# [Aim]
Copy the records that follow exactly as written, but not their pictures.
========================================================================
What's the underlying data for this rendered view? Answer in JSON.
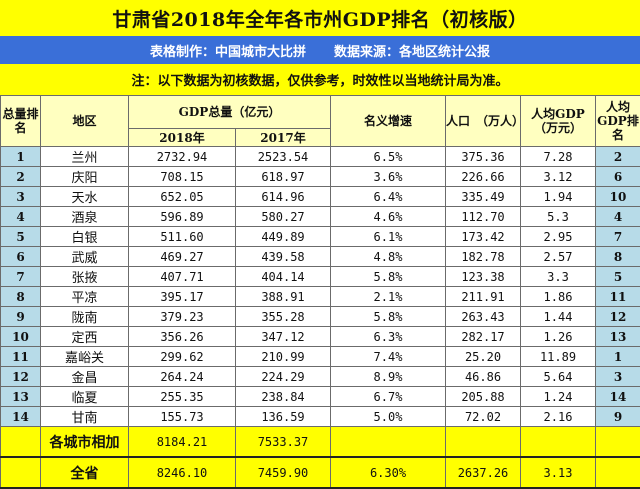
{
  "title": "甘肃省2018年全年各市州GDP排名（初核版）",
  "credits": {
    "maker": "表格制作：中国城市大比拼",
    "source": "数据来源：各地区统计公报"
  },
  "note": "注：以下数据为初核数据，仅供参考，时效性以当地统计局为准。",
  "headers": {
    "rank": "总量排名",
    "region": "地区",
    "gdp_group": "GDP总量（亿元）",
    "gdp_2018": "2018年",
    "gdp_2017": "2017年",
    "growth": "名义增速",
    "population": "人口　（万人）",
    "per_capita": "人均GDP（万元）",
    "per_capita_rank": "人均GDP排名"
  },
  "rows": [
    {
      "rank": "1",
      "region": "兰州",
      "gdp_2018": "2732.94",
      "gdp_2017": "2523.54",
      "growth": "6.5%",
      "population": "375.36",
      "per_capita": "7.28",
      "per_capita_rank": "2"
    },
    {
      "rank": "2",
      "region": "庆阳",
      "gdp_2018": "708.15",
      "gdp_2017": "618.97",
      "growth": "3.6%",
      "population": "226.66",
      "per_capita": "3.12",
      "per_capita_rank": "6"
    },
    {
      "rank": "3",
      "region": "天水",
      "gdp_2018": "652.05",
      "gdp_2017": "614.96",
      "growth": "6.4%",
      "population": "335.49",
      "per_capita": "1.94",
      "per_capita_rank": "10"
    },
    {
      "rank": "4",
      "region": "酒泉",
      "gdp_2018": "596.89",
      "gdp_2017": "580.27",
      "growth": "4.6%",
      "population": "112.70",
      "per_capita": "5.3",
      "per_capita_rank": "4"
    },
    {
      "rank": "5",
      "region": "白银",
      "gdp_2018": "511.60",
      "gdp_2017": "449.89",
      "growth": "6.1%",
      "population": "173.42",
      "per_capita": "2.95",
      "per_capita_rank": "7"
    },
    {
      "rank": "6",
      "region": "武威",
      "gdp_2018": "469.27",
      "gdp_2017": "439.58",
      "growth": "4.8%",
      "population": "182.78",
      "per_capita": "2.57",
      "per_capita_rank": "8"
    },
    {
      "rank": "7",
      "region": "张掖",
      "gdp_2018": "407.71",
      "gdp_2017": "404.14",
      "growth": "5.8%",
      "population": "123.38",
      "per_capita": "3.3",
      "per_capita_rank": "5"
    },
    {
      "rank": "8",
      "region": "平凉",
      "gdp_2018": "395.17",
      "gdp_2017": "388.91",
      "growth": "2.1%",
      "population": "211.91",
      "per_capita": "1.86",
      "per_capita_rank": "11"
    },
    {
      "rank": "9",
      "region": "陇南",
      "gdp_2018": "379.23",
      "gdp_2017": "355.28",
      "growth": "5.8%",
      "population": "263.43",
      "per_capita": "1.44",
      "per_capita_rank": "12"
    },
    {
      "rank": "10",
      "region": "定西",
      "gdp_2018": "356.26",
      "gdp_2017": "347.12",
      "growth": "6.3%",
      "population": "282.17",
      "per_capita": "1.26",
      "per_capita_rank": "13"
    },
    {
      "rank": "11",
      "region": "嘉峪关",
      "gdp_2018": "299.62",
      "gdp_2017": "210.99",
      "growth": "7.4%",
      "population": "25.20",
      "per_capita": "11.89",
      "per_capita_rank": "1"
    },
    {
      "rank": "12",
      "region": "金昌",
      "gdp_2018": "264.24",
      "gdp_2017": "224.29",
      "growth": "8.9%",
      "population": "46.86",
      "per_capita": "5.64",
      "per_capita_rank": "3"
    },
    {
      "rank": "13",
      "region": "临夏",
      "gdp_2018": "255.35",
      "gdp_2017": "238.84",
      "growth": "6.7%",
      "population": "205.88",
      "per_capita": "1.24",
      "per_capita_rank": "14"
    },
    {
      "rank": "14",
      "region": "甘南",
      "gdp_2018": "155.73",
      "gdp_2017": "136.59",
      "growth": "5.0%",
      "population": "72.02",
      "per_capita": "2.16",
      "per_capita_rank": "9"
    }
  ],
  "sum_row": {
    "label": "各城市相加",
    "gdp_2018": "8184.21",
    "gdp_2017": "7533.37",
    "growth": "",
    "population": "",
    "per_capita": "",
    "per_capita_rank": ""
  },
  "total_row": {
    "label": "全省",
    "gdp_2018": "8246.10",
    "gdp_2017": "7459.90",
    "growth": "6.30%",
    "population": "2637.26",
    "per_capita": "3.13",
    "per_capita_rank": ""
  },
  "colors": {
    "title_bg": "#ffff00",
    "credits_bg": "#3a6fd8",
    "header_bg": "#ffffc0",
    "rank_bg": "#b7dbe8",
    "summary_bg": "#ffff00"
  }
}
========================================================================
# [Solution for this task]
What's the underlying data for this rendered view? Answer in JSON.
{
  "title": "甘肃省2018年全年各市州GDP排名（初核版）",
  "credits": {
    "maker": "表格制作：中国城市大比拼",
    "source": "数据来源：各地区统计公报"
  },
  "note": "注：以下数据为初核数据，仅供参考，时效性以当地统计局为准。",
  "headers": {
    "rank": "总量排名",
    "region": "地区",
    "gdp_group": "GDP总量（亿元）",
    "gdp_2018": "2018年",
    "gdp_2017": "2017年",
    "growth": "名义增速",
    "population": "人口　（万人）",
    "per_capita": "人均GDP（万元）",
    "per_capita_rank": "人均GDP排名"
  },
  "rows": [
    {
      "rank": "1",
      "region": "兰州",
      "gdp_2018": "2732.94",
      "gdp_2017": "2523.54",
      "growth": "6.5%",
      "population": "375.36",
      "per_capita": "7.28",
      "per_capita_rank": "2"
    },
    {
      "rank": "2",
      "region": "庆阳",
      "gdp_2018": "708.15",
      "gdp_2017": "618.97",
      "growth": "3.6%",
      "population": "226.66",
      "per_capita": "3.12",
      "per_capita_rank": "6"
    },
    {
      "rank": "3",
      "region": "天水",
      "gdp_2018": "652.05",
      "gdp_2017": "614.96",
      "growth": "6.4%",
      "population": "335.49",
      "per_capita": "1.94",
      "per_capita_rank": "10"
    },
    {
      "rank": "4",
      "region": "酒泉",
      "gdp_2018": "596.89",
      "gdp_2017": "580.27",
      "growth": "4.6%",
      "population": "112.70",
      "per_capita": "5.3",
      "per_capita_rank": "4"
    },
    {
      "rank": "5",
      "region": "白银",
      "gdp_2018": "511.60",
      "gdp_2017": "449.89",
      "growth": "6.1%",
      "population": "173.42",
      "per_capita": "2.95",
      "per_capita_rank": "7"
    },
    {
      "rank": "6",
      "region": "武威",
      "gdp_2018": "469.27",
      "gdp_2017": "439.58",
      "growth": "4.8%",
      "population": "182.78",
      "per_capita": "2.57",
      "per_capita_rank": "8"
    },
    {
      "rank": "7",
      "region": "张掖",
      "gdp_2018": "407.71",
      "gdp_2017": "404.14",
      "growth": "5.8%",
      "population": "123.38",
      "per_capita": "3.3",
      "per_capita_rank": "5"
    },
    {
      "rank": "8",
      "region": "平凉",
      "gdp_2018": "395.17",
      "gdp_2017": "388.91",
      "growth": "2.1%",
      "population": "211.91",
      "per_capita": "1.86",
      "per_capita_rank": "11"
    },
    {
      "rank": "9",
      "region": "陇南",
      "gdp_2018": "379.23",
      "gdp_2017": "355.28",
      "growth": "5.8%",
      "population": "263.43",
      "per_capita": "1.44",
      "per_capita_rank": "12"
    },
    {
      "rank": "10",
      "region": "定西",
      "gdp_2018": "356.26",
      "gdp_2017": "347.12",
      "growth": "6.3%",
      "population": "282.17",
      "per_capita": "1.26",
      "per_capita_rank": "13"
    },
    {
      "rank": "11",
      "region": "嘉峪关",
      "gdp_2018": "299.62",
      "gdp_2017": "210.99",
      "growth": "7.4%",
      "population": "25.20",
      "per_capita": "11.89",
      "per_capita_rank": "1"
    },
    {
      "rank": "12",
      "region": "金昌",
      "gdp_2018": "264.24",
      "gdp_2017": "224.29",
      "growth": "8.9%",
      "population": "46.86",
      "per_capita": "5.64",
      "per_capita_rank": "3"
    },
    {
      "rank": "13",
      "region": "临夏",
      "gdp_2018": "255.35",
      "gdp_2017": "238.84",
      "growth": "6.7%",
      "population": "205.88",
      "per_capita": "1.24",
      "per_capita_rank": "14"
    },
    {
      "rank": "14",
      "region": "甘南",
      "gdp_2018": "155.73",
      "gdp_2017": "136.59",
      "growth": "5.0%",
      "population": "72.02",
      "per_capita": "2.16",
      "per_capita_rank": "9"
    }
  ],
  "sum_row": {
    "label": "各城市相加",
    "gdp_2018": "8184.21",
    "gdp_2017": "7533.37",
    "growth": "",
    "population": "",
    "per_capita": "",
    "per_capita_rank": ""
  },
  "total_row": {
    "label": "全省",
    "gdp_2018": "8246.10",
    "gdp_2017": "7459.90",
    "growth": "6.30%",
    "population": "2637.26",
    "per_capita": "3.13",
    "per_capita_rank": ""
  },
  "colors": {
    "title_bg": "#ffff00",
    "credits_bg": "#3a6fd8",
    "header_bg": "#ffffc0",
    "rank_bg": "#b7dbe8",
    "summary_bg": "#ffff00"
  }
}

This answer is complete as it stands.